Stored entries
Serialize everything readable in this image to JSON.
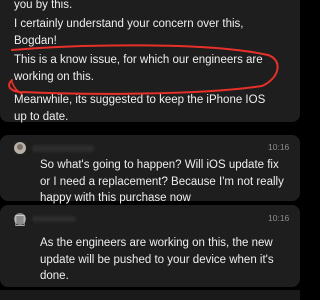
{
  "thread": {
    "support_reply_1": {
      "line1": "you by this.",
      "line2": "I certainly understand your concern over this,",
      "line3": "Bogdan!",
      "highlight": "This is a know issue, for which our engineers are working on this.",
      "line5": "Meanwhile, its suggested to keep the iPhone IOS up to date."
    },
    "user_message": {
      "time": "10:16",
      "text": "So what's going to happen? Will iOS update fix or I need a replacement? Because I'm not really happy with this purchase now"
    },
    "support_reply_2": {
      "time": "10:16",
      "text": "As the engineers are working on this, the new update will be pushed to your device when it's done."
    }
  },
  "colors": {
    "background": "#000000",
    "bubble": "#1e1e1e",
    "highlight_stroke": "#e8302a",
    "text": "#efefef",
    "timestamp": "#8e8e8e"
  },
  "icons": [
    "user-avatar-icon",
    "apple-support-avatar-icon"
  ]
}
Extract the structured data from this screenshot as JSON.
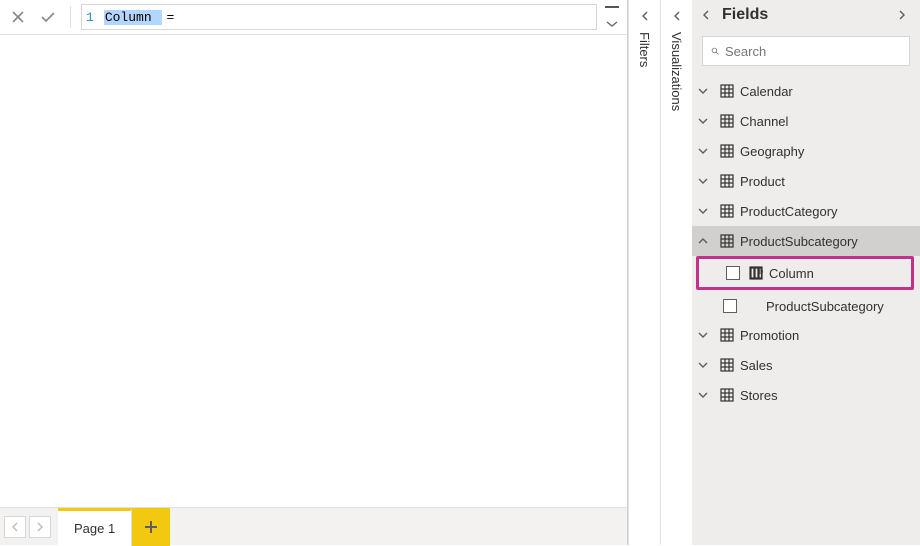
{
  "formula": {
    "line_number": "1",
    "highlighted_token": "Column",
    "suffix": "="
  },
  "collapsed_panes": {
    "filters_label": "Filters",
    "visualizations_label": "Visualizations"
  },
  "fields_pane": {
    "title": "Fields",
    "search_placeholder": "Search",
    "tables": [
      {
        "name": "Calendar",
        "expanded": false
      },
      {
        "name": "Channel",
        "expanded": false
      },
      {
        "name": "Geography",
        "expanded": false
      },
      {
        "name": "Product",
        "expanded": false
      },
      {
        "name": "ProductCategory",
        "expanded": false
      },
      {
        "name": "ProductSubcategory",
        "expanded": true,
        "children": [
          {
            "name": "Column",
            "is_calc_column": true,
            "highlighted": true
          },
          {
            "name": "ProductSubcategory",
            "is_calc_column": false,
            "highlighted": false
          }
        ]
      },
      {
        "name": "Promotion",
        "expanded": false
      },
      {
        "name": "Sales",
        "expanded": false
      },
      {
        "name": "Stores",
        "expanded": false
      }
    ]
  },
  "page_tabs": {
    "tabs": [
      {
        "label": "Page 1",
        "active": true
      }
    ]
  },
  "highlight_color": "#c2328a",
  "accent_color": "#f2c811"
}
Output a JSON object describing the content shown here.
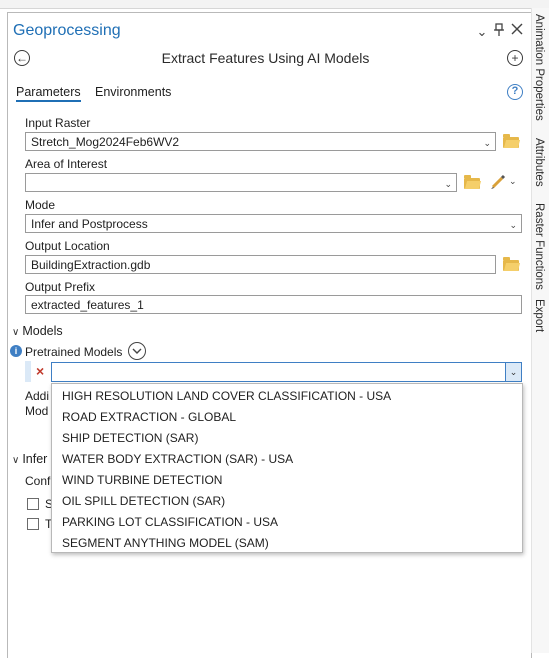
{
  "pane": {
    "title": "Geoprocessing",
    "tool_title": "Extract Features Using AI Models"
  },
  "side_tabs": [
    "Animation Properties",
    "Attributes",
    "Raster Functions",
    "Export"
  ],
  "tabs": [
    {
      "label": "Parameters",
      "active": true
    },
    {
      "label": "Environments",
      "active": false
    }
  ],
  "params": {
    "input_raster": {
      "label": "Input Raster",
      "value": "Stretch_Mog2024Feb6WV2"
    },
    "aoi": {
      "label": "Area of Interest",
      "value": ""
    },
    "mode": {
      "label": "Mode",
      "value": "Infer and Postprocess"
    },
    "output_location": {
      "label": "Output Location",
      "value": "BuildingExtraction.gdb"
    },
    "output_prefix": {
      "label": "Output Prefix",
      "value": "extracted_features_1"
    }
  },
  "models": {
    "section_label": "Models",
    "pretrained_label": "Pretrained Models",
    "remove_glyph": "×",
    "additional_label_1": "Addi",
    "additional_label_2": "Mod"
  },
  "inference": {
    "section_label": "Infer",
    "conf_label": "Conf",
    "check1_label": "S",
    "check2_label": "T"
  },
  "dropdown_options": [
    "HIGH RESOLUTION LAND COVER CLASSIFICATION - USA",
    "ROAD EXTRACTION - GLOBAL",
    "SHIP DETECTION (SAR)",
    "WATER BODY EXTRACTION (SAR) - USA",
    "WIND TURBINE DETECTION",
    "OIL SPILL DETECTION (SAR)",
    "PARKING LOT CLASSIFICATION - USA",
    "SEGMENT ANYTHING MODEL (SAM)"
  ],
  "colors": {
    "accent": "#1f6fb5",
    "folder": "#e6b84a",
    "info": "#3f7fc4",
    "remove": "#c0392b"
  },
  "icons": {
    "help": "?",
    "back": "←",
    "add": "+",
    "pin": "pin-icon",
    "close": "×",
    "menu": "chevron-down-icon"
  }
}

▶ **Your objective**: Print every entry exactly as written, without the pictures.

▶ **Response below**:
Serialize everything readable in this image to JSON.
{
  "thread": {
    "support_reply_1": {
      "line1": "you by this.",
      "line2": "I certainly understand your concern over this,",
      "line3": "Bogdan!",
      "highlight": "This is a know issue, for which our engineers are working on this.",
      "line5": "Meanwhile, its suggested to keep the iPhone IOS up to date."
    },
    "user_message": {
      "time": "10:16",
      "text": "So what's going to happen? Will iOS update fix or I need a replacement? Because I'm not really happy with this purchase now"
    },
    "support_reply_2": {
      "time": "10:16",
      "text": "As the engineers are working on this, the new update will be pushed to your device when it's done."
    }
  },
  "colors": {
    "background": "#000000",
    "bubble": "#1e1e1e",
    "highlight_stroke": "#e8302a",
    "text": "#efefef",
    "timestamp": "#8e8e8e"
  },
  "icons": [
    "user-avatar-icon",
    "apple-support-avatar-icon"
  ]
}
Extract the structured data from this screenshot as JSON.
{
  "formula": {
    "line_number": "1",
    "highlighted_token": "Column",
    "suffix": "="
  },
  "collapsed_panes": {
    "filters_label": "Filters",
    "visualizations_label": "Visualizations"
  },
  "fields_pane": {
    "title": "Fields",
    "search_placeholder": "Search",
    "tables": [
      {
        "name": "Calendar",
        "expanded": false
      },
      {
        "name": "Channel",
        "expanded": false
      },
      {
        "name": "Geography",
        "expanded": false
      },
      {
        "name": "Product",
        "expanded": false
      },
      {
        "name": "ProductCategory",
        "expanded": false
      },
      {
        "name": "ProductSubcategory",
        "expanded": true,
        "children": [
          {
            "name": "Column",
            "is_calc_column": true,
            "highlighted": true
          },
          {
            "name": "ProductSubcategory",
            "is_calc_column": false,
            "highlighted": false
          }
        ]
      },
      {
        "name": "Promotion",
        "expanded": false
      },
      {
        "name": "Sales",
        "expanded": false
      },
      {
        "name": "Stores",
        "expanded": false
      }
    ]
  },
  "page_tabs": {
    "tabs": [
      {
        "label": "Page 1",
        "active": true
      }
    ]
  },
  "highlight_color": "#c2328a",
  "accent_color": "#f2c811"
}
Output a JSON object describing the content shown here.
{
  "pane": {
    "title": "Geoprocessing",
    "tool_title": "Extract Features Using AI Models"
  },
  "side_tabs": [
    "Animation Properties",
    "Attributes",
    "Raster Functions",
    "Export"
  ],
  "tabs": [
    {
      "label": "Parameters",
      "active": true
    },
    {
      "label": "Environments",
      "active": false
    }
  ],
  "params": {
    "input_raster": {
      "label": "Input Raster",
      "value": "Stretch_Mog2024Feb6WV2"
    },
    "aoi": {
      "label": "Area of Interest",
      "value": ""
    },
    "mode": {
      "label": "Mode",
      "value": "Infer and Postprocess"
    },
    "output_location": {
      "label": "Output Location",
      "value": "BuildingExtraction.gdb"
    },
    "output_prefix": {
      "label": "Output Prefix",
      "value": "extracted_features_1"
    }
  },
  "models": {
    "section_label": "Models",
    "pretrained_label": "Pretrained Models",
    "remove_glyph": "×",
    "additional_label_1": "Addi",
    "additional_label_2": "Mod"
  },
  "inference": {
    "section_label": "Infer",
    "conf_label": "Conf",
    "check1_label": "S",
    "check2_label": "T"
  },
  "dropdown_options": [
    "HIGH RESOLUTION LAND COVER CLASSIFICATION - USA",
    "ROAD EXTRACTION - GLOBAL",
    "SHIP DETECTION (SAR)",
    "WATER BODY EXTRACTION (SAR) - USA",
    "WIND TURBINE DETECTION",
    "OIL SPILL DETECTION (SAR)",
    "PARKING LOT CLASSIFICATION - USA",
    "SEGMENT ANYTHING MODEL (SAM)"
  ],
  "colors": {
    "accent": "#1f6fb5",
    "folder": "#e6b84a",
    "info": "#3f7fc4",
    "remove": "#c0392b"
  },
  "icons": {
    "help": "?",
    "back": "←",
    "add": "+",
    "pin": "pin-icon",
    "close": "×",
    "menu": "chevron-down-icon"
  }
}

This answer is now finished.